____ RAW RECORDS
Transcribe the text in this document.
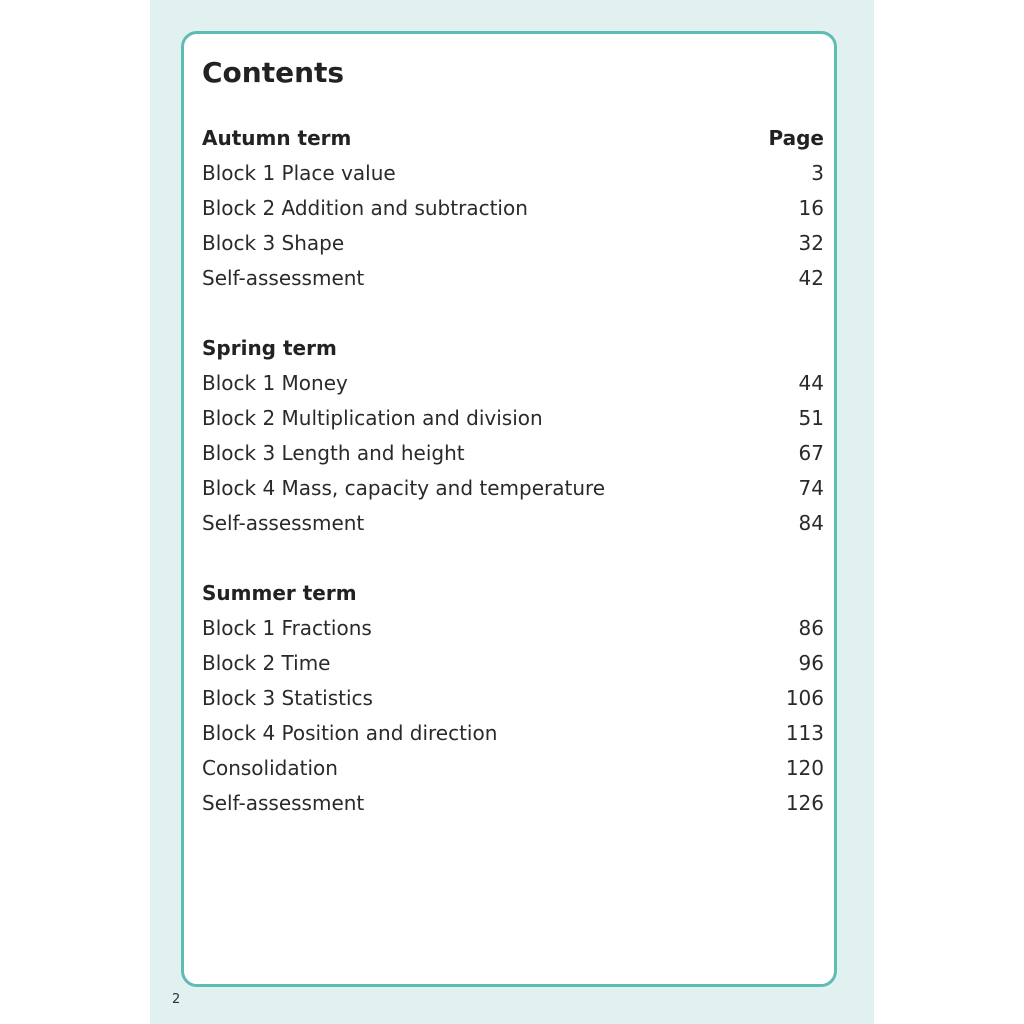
Contents
Autumn term	Page
Block 1 Place value	3
Block 2 Addition and subtraction	16
Block 3 Shape	32
Self-assessment	42
Spring term
Block 1 Money	44
Block 2 Multiplication and division	51
Block 3 Length and height	67
Block 4 Mass, capacity and temperature	74
Self-assessment	84
Summer term
Block 1 Fractions	86
Block 2 Time	96
Block 3 Statistics	106
Block 4 Position and direction	113
Consolidation	120
Self-assessment	126
2
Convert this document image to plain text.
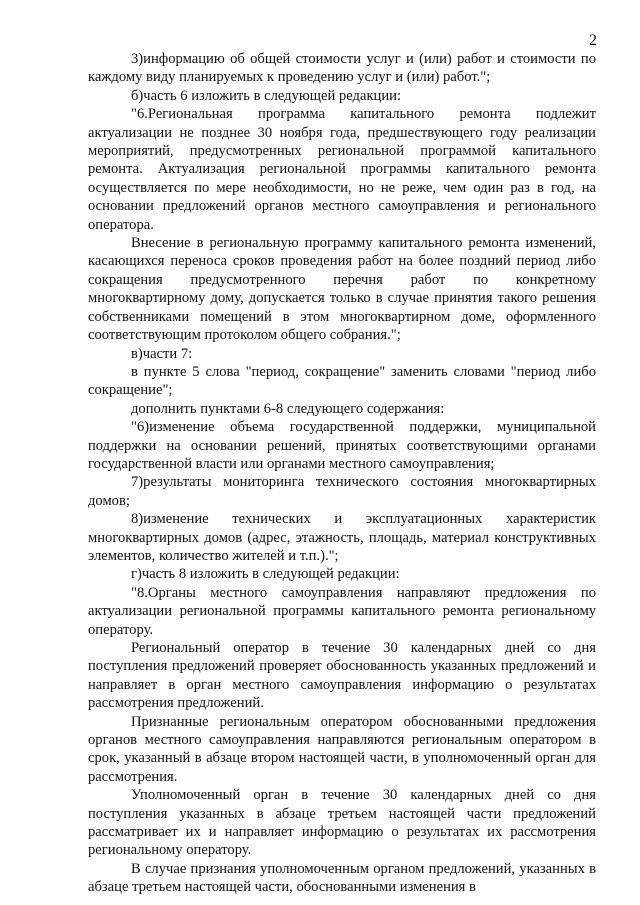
2

3)информацию об общей стоимости услуг и (или) работ и стоимости по каждому виду планируемых к проведению услуг и (или) работ.";

б)часть 6 изложить в следующей редакции:

"6.Региональная программа капитального ремонта подлежит актуализации не позднее 30 ноября года, предшествующего году реализации мероприятий, предусмотренных региональной программой капитального ремонта. Актуализация региональной программы капитального ремонта осуществляется по мере необходимости, но не реже, чем один раз в год, на основании предложений органов местного самоуправления и регионального оператора.

Внесение в региональную программу капитального ремонта изменений, касающихся переноса сроков проведения работ на более поздний период либо сокращения предусмотренного перечня работ по конкретному многоквартирному дому, допускается только в случае принятия такого решения собственниками помещений в этом многоквартирном доме, оформленного соответствующим протоколом общего собрания.";

в)части 7:

в пункте 5 слова "период, сокращение" заменить словами "период либо сокращение";

дополнить пунктами 6-8 следующего содержания:

"6)изменение объема государственной поддержки, муниципальной поддержки на основании решений, принятых соответствующими органами государственной власти или органами местного самоуправления;

7)результаты мониторинга технического состояния многоквартирных домов;

8)изменение технических и эксплуатационных характеристик многоквартирных домов (адрес, этажность, площадь, материал конструктивных элементов, количество жителей и т.п.).";

г)часть 8 изложить в следующей редакции:

"8.Органы местного самоуправления направляют предложения по актуализации региональной программы капитального ремонта региональному оператору.

Региональный оператор в течение 30 календарных дней со дня поступления предложений проверяет обоснованность указанных предложений и направляет в орган местного самоуправления информацию о результатах рассмотрения предложений.

Признанные региональным оператором обоснованными предложения органов местного самоуправления направляются региональным оператором в срок, указанный в абзаце втором настоящей части, в уполномоченный орган для рассмотрения.

Уполномоченный орган в течение 30 календарных дней со дня поступления указанных в абзаце третьем настоящей части предложений рассматривает их и направляет информацию о результатах их рассмотрения региональному оператору.

В случае признания уполномоченным органом предложений, указанных в абзаце третьем настоящей части, обоснованными изменения в
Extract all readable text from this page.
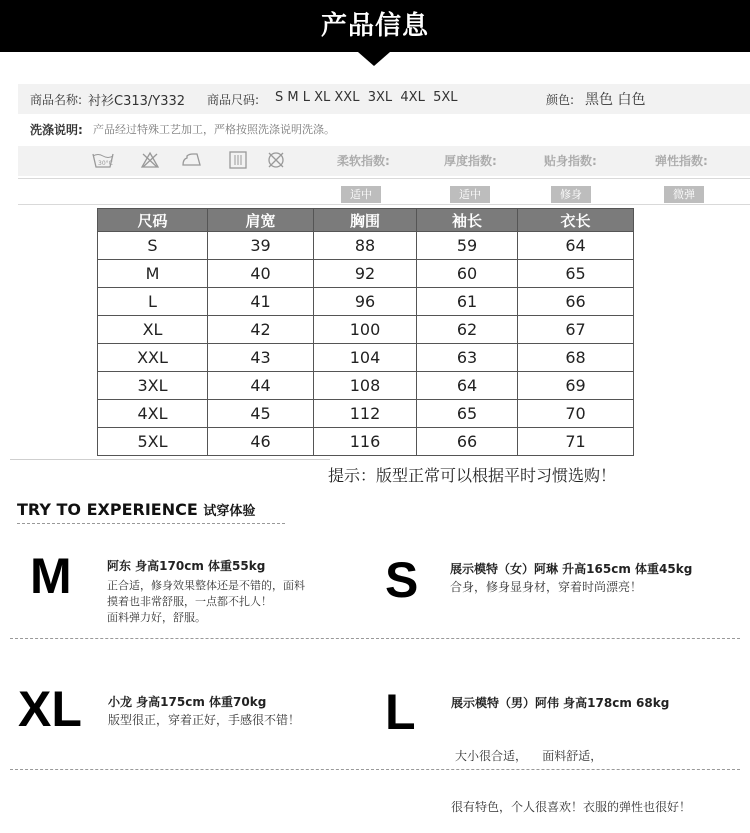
产品信息
商品名称: 衬衫C313/Y332 商品尺码: S M L XL XXL  3XL  4XL  5XL	颜色: 黑色 白色
洗涤说明: 产品经过特殊工艺加工，严格按照洗涤说明洗涤。
30°C	柔软指数:	厚度指数:	贴身指数:	弹性指数:
适中	适中	修身	微弹
尺码	肩宽	胸围	袖长	衣长
S	39	88	59	64
M	40	92	60	65
L	41	96	61	66
XL	42	100	62	67
XXL	43	104	63	68
3XL	44	108	64	69
4XL	45	112	65	70
5XL	46	116	66	71
提示：版型正常可以根据平时习惯选购！
TRY TO EXPERIENCE 试穿体验
M	阿东 身高170cm 体重55kg
正合适，修身效果整体还是不错的，面料
摸着也非常舒服，一点都不扎人！
面料弹力好，舒服。
S	展示模特（女）阿琳 升高165cm 体重45kg
合身，修身显身材，穿着时尚漂亮！
XL 小龙 身高175cm 体重70kg
版型很正，穿着正好，手感很不错！ L	展示模特（男）阿伟 身高178cm 68kg

大小很合适，    面料舒适，

很有特色，个人很喜欢！衣服的弹性也很好！
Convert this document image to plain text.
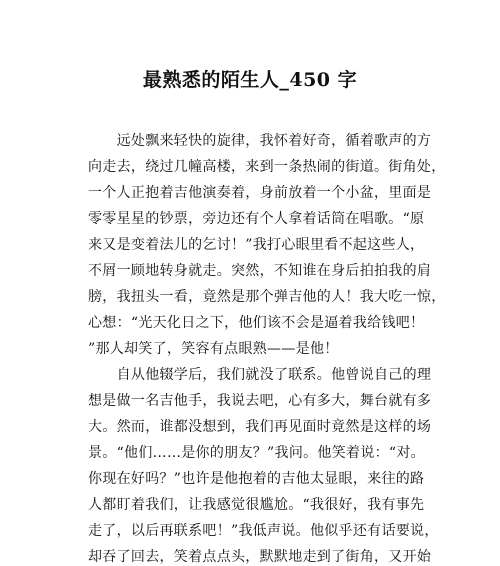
最熟悉的陌生人_450 字
　　远处飘来轻快的旋律，我怀着好奇，循着歌声的方
向走去，绕过几幢高楼，来到一条热闹的街道。街角处，
一个人正抱着吉他演奏着，身前放着一个小盆，里面是
零零星星的钞票，旁边还有个人拿着话筒在唱歌。“原
来又是变着法儿的乞讨！”我打心眼里看不起这些人，
不屑一顾地转身就走。突然，不知谁在身后拍拍我的肩
膀，我扭头一看，竟然是那个弹吉他的人！我大吃一惊，
心想：“光天化日之下，他们该不会是逼着我给钱吧！
”那人却笑了，笑容有点眼熟——是他！
　　自从他辍学后，我们就没了联系。他曾说自己的理
想是做一名吉他手，我说去吧，心有多大，舞台就有多
大。然而，谁都没想到，我们再见面时竟然是这样的场
景。“他们……是你的朋友？”我问。他笑着说：“对。
你现在好吗？”也许是他抱着的吉他太显眼，来往的路
人都盯着我们，让我感觉很尴尬。“我很好，我有事先
走了，以后再联系吧！”我低声说。他似乎还有话要说，
却吞了回去，笑着点点头，默默地走到了街角，又开始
________
TO BE DONE:
State how many lines of the records above contain the word "региональному", and give only that number.

OUTPUT FOR THIS EXERCISE:
2